_Information given_.
——————

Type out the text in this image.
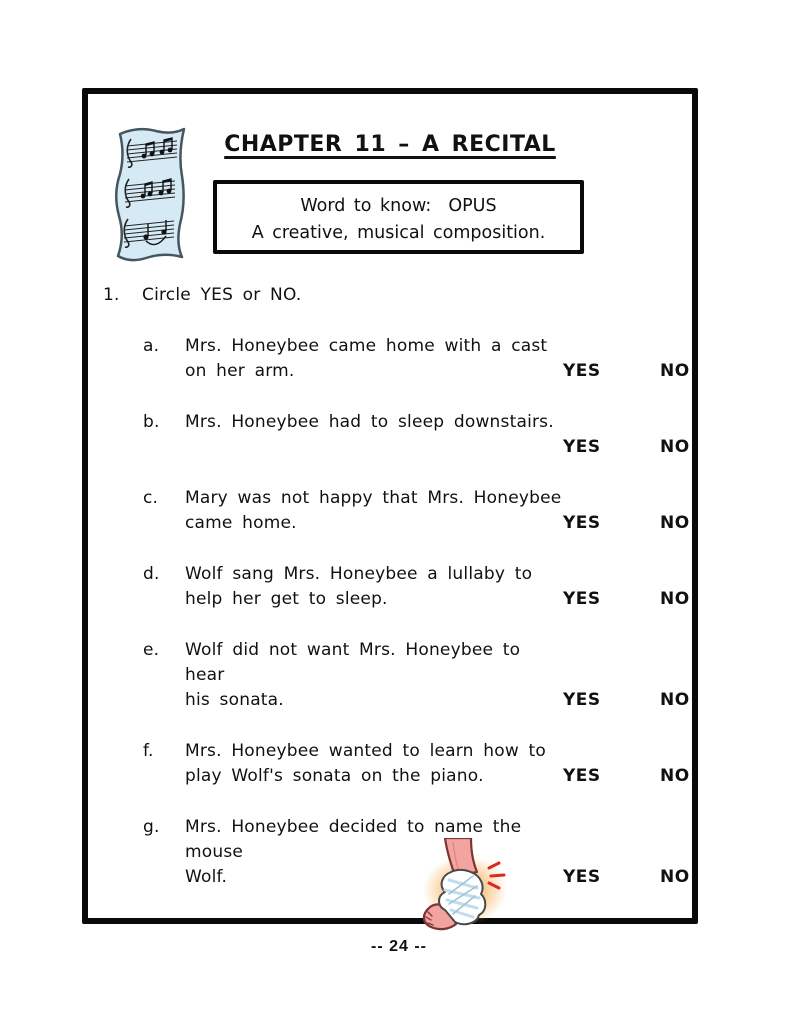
CHAPTER 11 – A RECITAL
Word to know:  OPUS
A creative, musical composition.
1.	Circle YES or NO.
a.	Mrs. Honeybee came home with a cast
on her arm.	YES	NO
b.	Mrs. Honeybee had to sleep downstairs.

YES	NO
c.	Mary was not happy that Mrs. Honeybee
came home.	YES	NO
d.	Wolf sang Mrs. Honeybee a lullaby to
help her get to sleep.	YES	NO
e.	Wolf did not want Mrs. Honeybee to hear
his sonata.	YES	NO
f.	Mrs. Honeybee wanted to learn how to
play Wolf's sonata on the piano.	YES	NO
g.	Mrs. Honeybee decided to name the mouse
Wolf.	YES	NO
-- 24 --
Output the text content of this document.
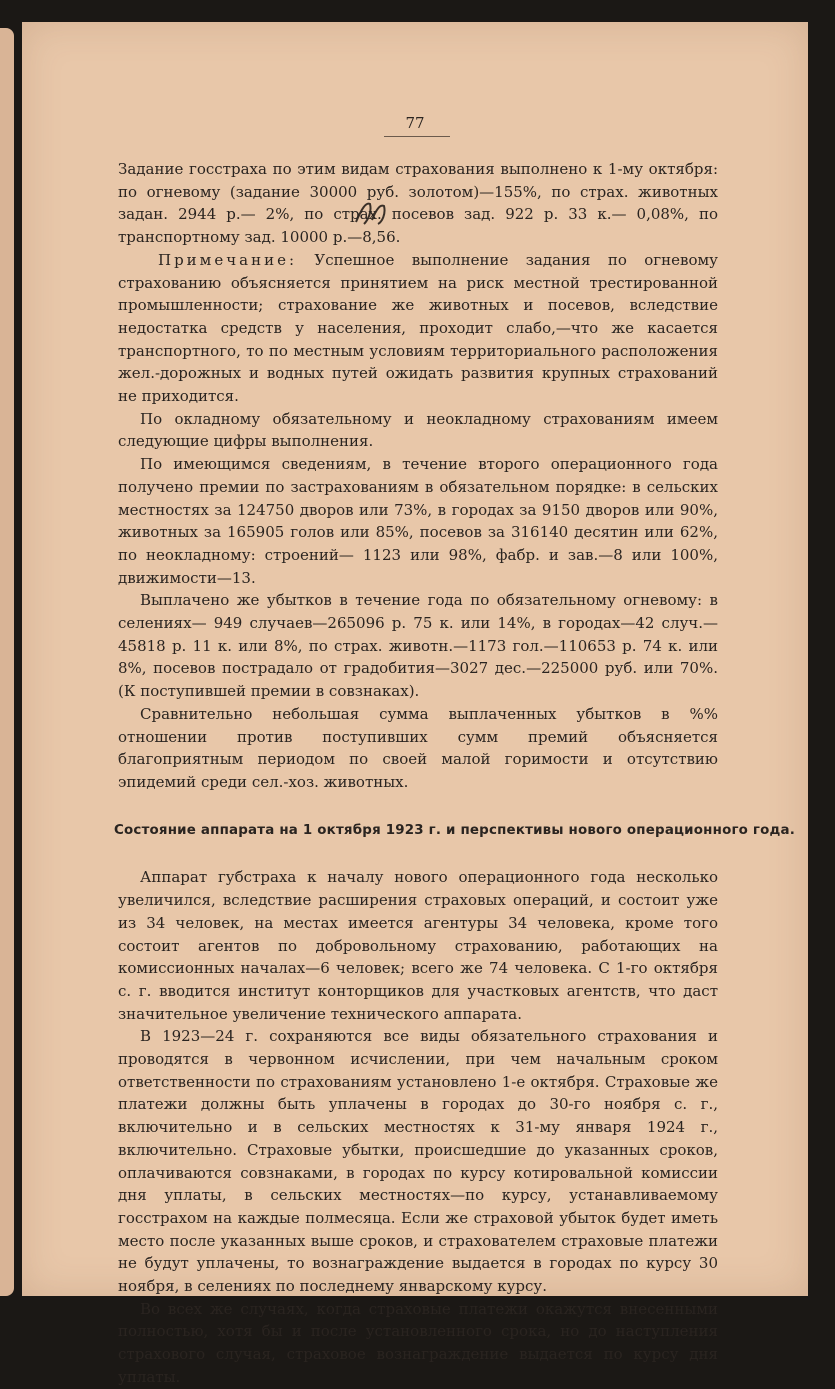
77

Задание госстраха по этим видам страхования выполнено к 1-му октября: по огневому (задание 30000 руб. золотом)—155%, по страх. животных задан. 2944 р.— 2%, по страх. посевов зад. 922 р. 33 к.— 0,08%, по транспортному зад. 10000 р.—8,56.

Примечание: Успешное выполнение задания по огневому страхованию объясняется принятием на риск местной трестированной промышленности; страхование же животных и посевов, вследствие недостатка средств у населения, проходит слабо,—что же касается транспортного, то по местным условиям территориального расположения жел.-дорожных и водных путей ожидать развития крупных страхований не приходится.

По окладному обязательному и неокладному страхованиям имеем следующие цифры выполнения.

По имеющимся сведениям, в течение второго операционного года получено премии по застрахованиям в обязательном порядке: в сельских местностях за 124750 дворов или 73%, в городах за 9150 дворов или 90%, животных за 165905 голов или 85%, посевов за 316140 десятин или 62%, по неокладному: строений— 1123 или 98%, фабр. и зав.—8 или 100%, движимости—13.

Выплачено же убытков в течение года по обязательному огневому: в селениях— 949 случаев—265096 р. 75 к. или 14%, в городах—42 случ.—45818 р. 11 к. или 8%, по страх. животн.—1173 гол.—110653 р. 74 к. или 8%, посевов пострадало от градобития—3027 дес.—225000 руб. или 70%. (К поступившей премии в совзнаках).

Сравнительно небольшая сумма выплаченных убытков в %% отношении против поступивших сумм премий объясняется благоприятным периодом по своей малой горимости и отсутствию эпидемий среди сел.-хоз. животных.

Состояние аппарата на 1 октября 1923 г. и перспективы нового операционного года.

Аппарат губстраха к началу нового операционного года несколько увеличился, вследствие расширения страховых операций, и состоит уже из 34 человек, на местах имеется агентуры 34 человека, кроме того состоит агентов по добровольному страхованию, работающих на комиссионных началах—6 человек; всего же 74 человека. С 1-го октября с. г. вводится институт конторщиков для участковых агентств, что даст значительное увеличение технического аппарата.

В 1923—24 г. сохраняются все виды обязательного страхования и проводятся в червонном исчислении, при чем начальным сроком ответственности по страхованиям установлено 1-е октября. Страховые же платежи должны быть уплачены в городах до 30-го ноября с. г., включительно и в сельских местностях к 31-му января 1924 г., включительно. Страховые убытки, происшедшие до указанных сроков, оплачиваются совзнаками, в городах по курсу котировальной комиссии дня уплаты, в сельских местностях—по курсу, устанавливаемому госстрахом на каждые полмесяца. Если же страховой убыток будет иметь место после указанных выше сроков, и страхователем страховые платежи не будут уплачены, то вознаграждение выдается в городах по курсу 30 ноября, в селениях по последнему январскому курсу.

Во всех же случаях, когда страховые платежи окажутся внесенными полностью, хотя бы и после установленного срока, но до наступления страхового случая, страховое вознаграждение выдается по курсу дня уплаты.
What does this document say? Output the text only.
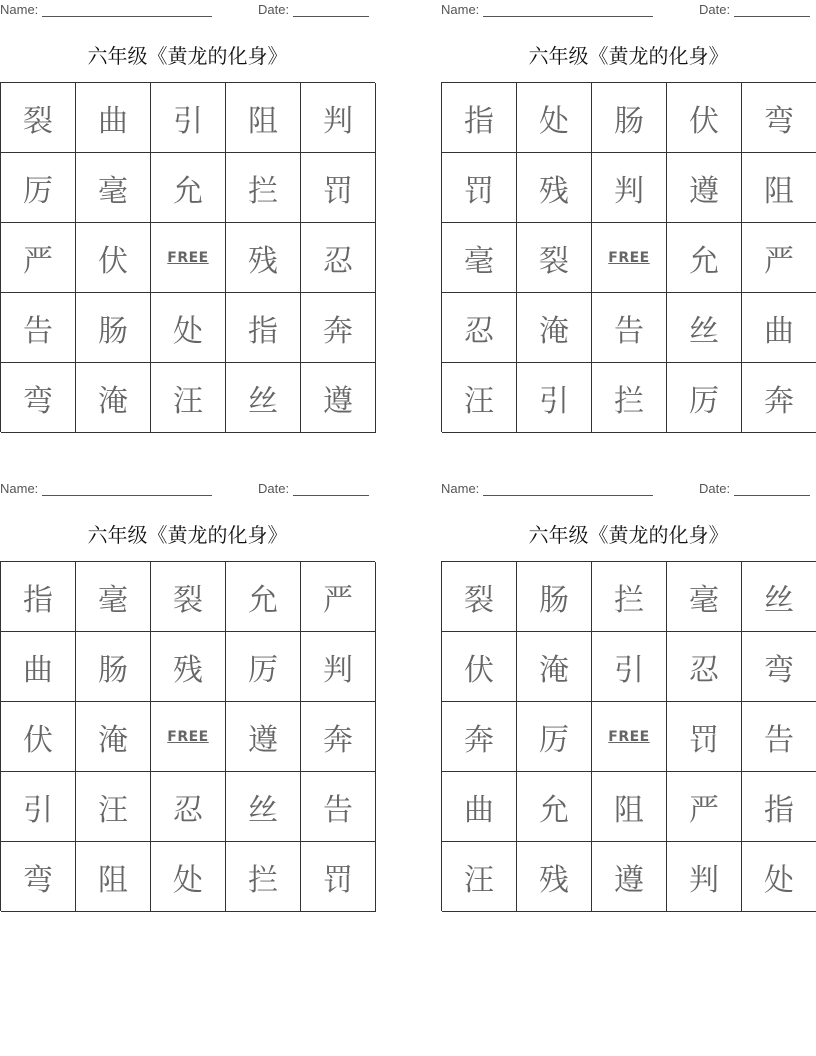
Name:	Date:
六年级《黄龙的化身》
裂	曲	引	阻	判
厉	毫	允	拦	罚
严	伏	FREE	残	忍
告	肠	处	指	奔
弯	淹	汪	丝	遵
Name:	Date:
六年级《黄龙的化身》
指	处	肠	伏	弯
罚	残	判	遵	阻
毫	裂	FREE	允	严
忍	淹	告	丝	曲
汪	引	拦	厉	奔
Name:	Date:
六年级《黄龙的化身》
指	毫	裂	允	严
曲	肠	残	厉	判
伏	淹	FREE	遵	奔
引	汪	忍	丝	告
弯	阻	处	拦	罚
Name:	Date:
六年级《黄龙的化身》
裂	肠	拦	毫	丝
伏	淹	引	忍	弯
奔	厉	FREE	罚	告
曲	允	阻	严	指
汪	残	遵	判	处
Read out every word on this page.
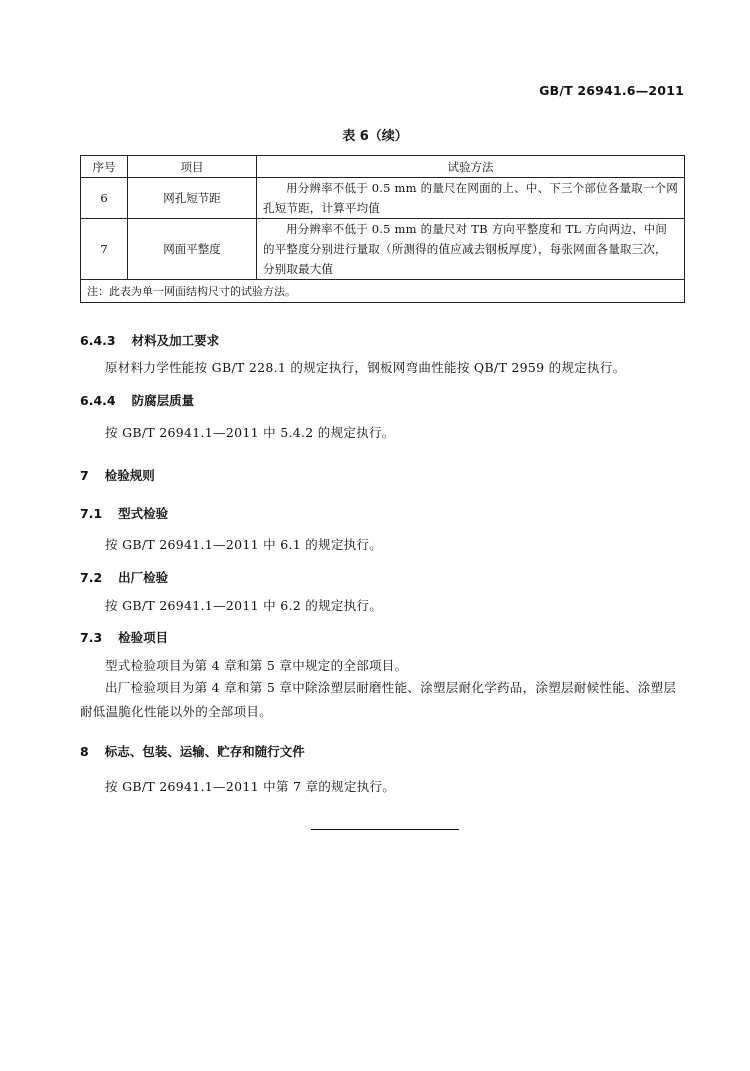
GB/T 26941.6—2011
表 6（续）
序号	项目	试验方法
6	网孔短节距	用分辨率不低于 0.5 mm 的量尺在网面的上、中、下三个部位各量取一个网孔短节距，计算平均值
7	网面平整度	用分辨率不低于 0.5 mm 的量尺对 TB 方向平整度和 TL 方向两边、中间的平整度分别进行量取（所测得的值应减去钢板厚度），每张网面各量取三次，分别取最大值
注：此表为单一网面结构尺寸的试验方法。		
6.4.3 材料及加工要求
原材料力学性能按 GB/T 228.1 的规定执行，钢板网弯曲性能按 QB/T 2959 的规定执行。
6.4.4 防腐层质量
按 GB/T 26941.1—2011 中 5.4.2 的规定执行。
7 检验规则
7.1 型式检验
按 GB/T 26941.1—2011 中 6.1 的规定执行。
7.2 出厂检验
按 GB/T 26941.1—2011 中 6.2 的规定执行。
7.3 检验项目
型式检验项目为第 4 章和第 5 章中规定的全部项目。
出厂检验项目为第 4 章和第 5 章中除涂塑层耐磨性能、涂塑层耐化学药品，涂塑层耐候性能、涂塑层耐低温脆化性能以外的全部项目。
8 标志、包装、运输、贮存和随行文件
按 GB/T 26941.1—2011 中第 7 章的规定执行。
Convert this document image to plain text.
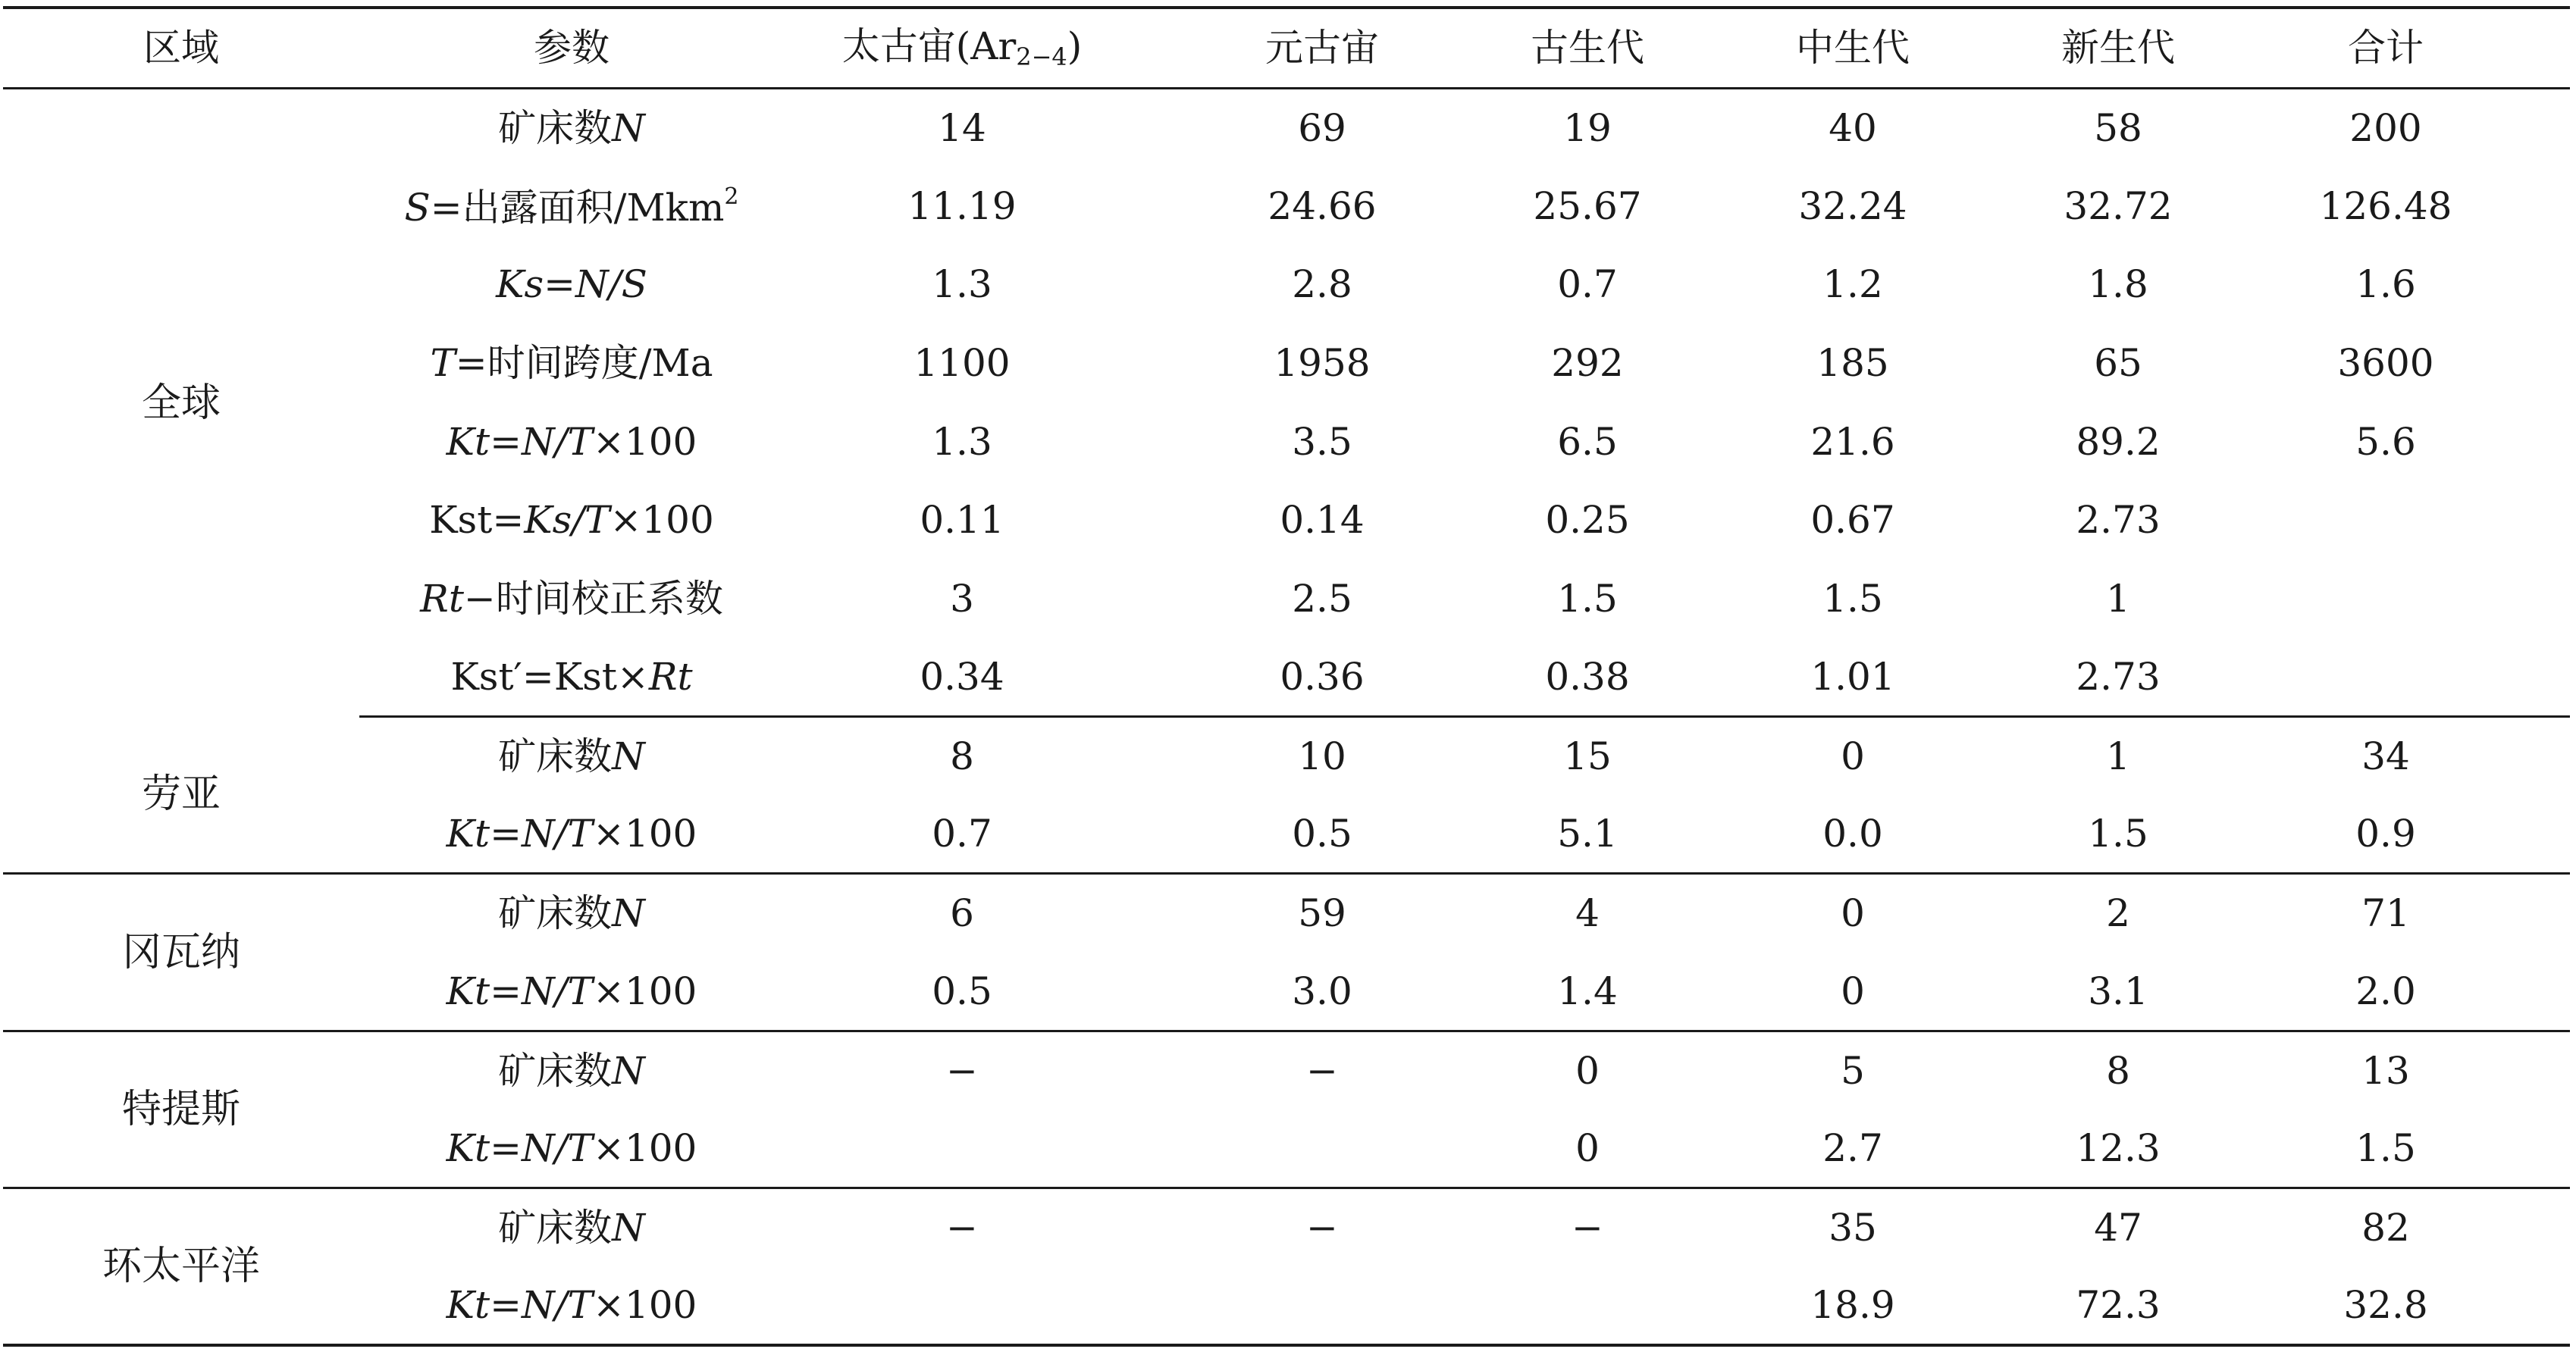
区域	参数	太古宙$(Ar_{2-4})$	元古宙	古生代	中生代	新生代	合计
全球	矿床数N	14	69	19	40	58	200
	S=出露面积/Mkm$^2$	11.19	24.66	25.67	32.24	32.72	126.48
	Ks=N/S	1.3	2.8	0.7	1.2	1.8	1.6
	T=时间跨度/Ma	1100	1958	292	185	65	3600
	Kt=N/T×100	1.3	3.5	6.5	21.6	89.2	5.6
	Kst=Ks/T×100	0.11	0.14	0.25	0.67	2.73	
	Rt−时间校正系数	3	2.5	1.5	1.5	1	
	Kst′=Kst×Rt	0.34	0.36	0.38	1.01	2.73	
劳亚	矿床数N	8	10	15	0	1	34
	Kt=N/T×100	0.7	0.5	5.1	0.0	1.5	0.9
冈瓦纳	矿床数N	6	59	4	0	2	71
	Kt=N/T×100	0.5	3.0	1.4	0	3.1	2.0
特提斯	矿床数N	−	−	0	5	8	13
	Kt=N/T×100			0	2.7	12.3	1.5
环太平洋	矿床数N	−	−	−	35	47	82
	Kt=N/T×100				18.9	72.3	32.8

——————

_Written exercise_. How many lines in the listing contain "после"? Answer with the number alone.

_Exercise output_. 2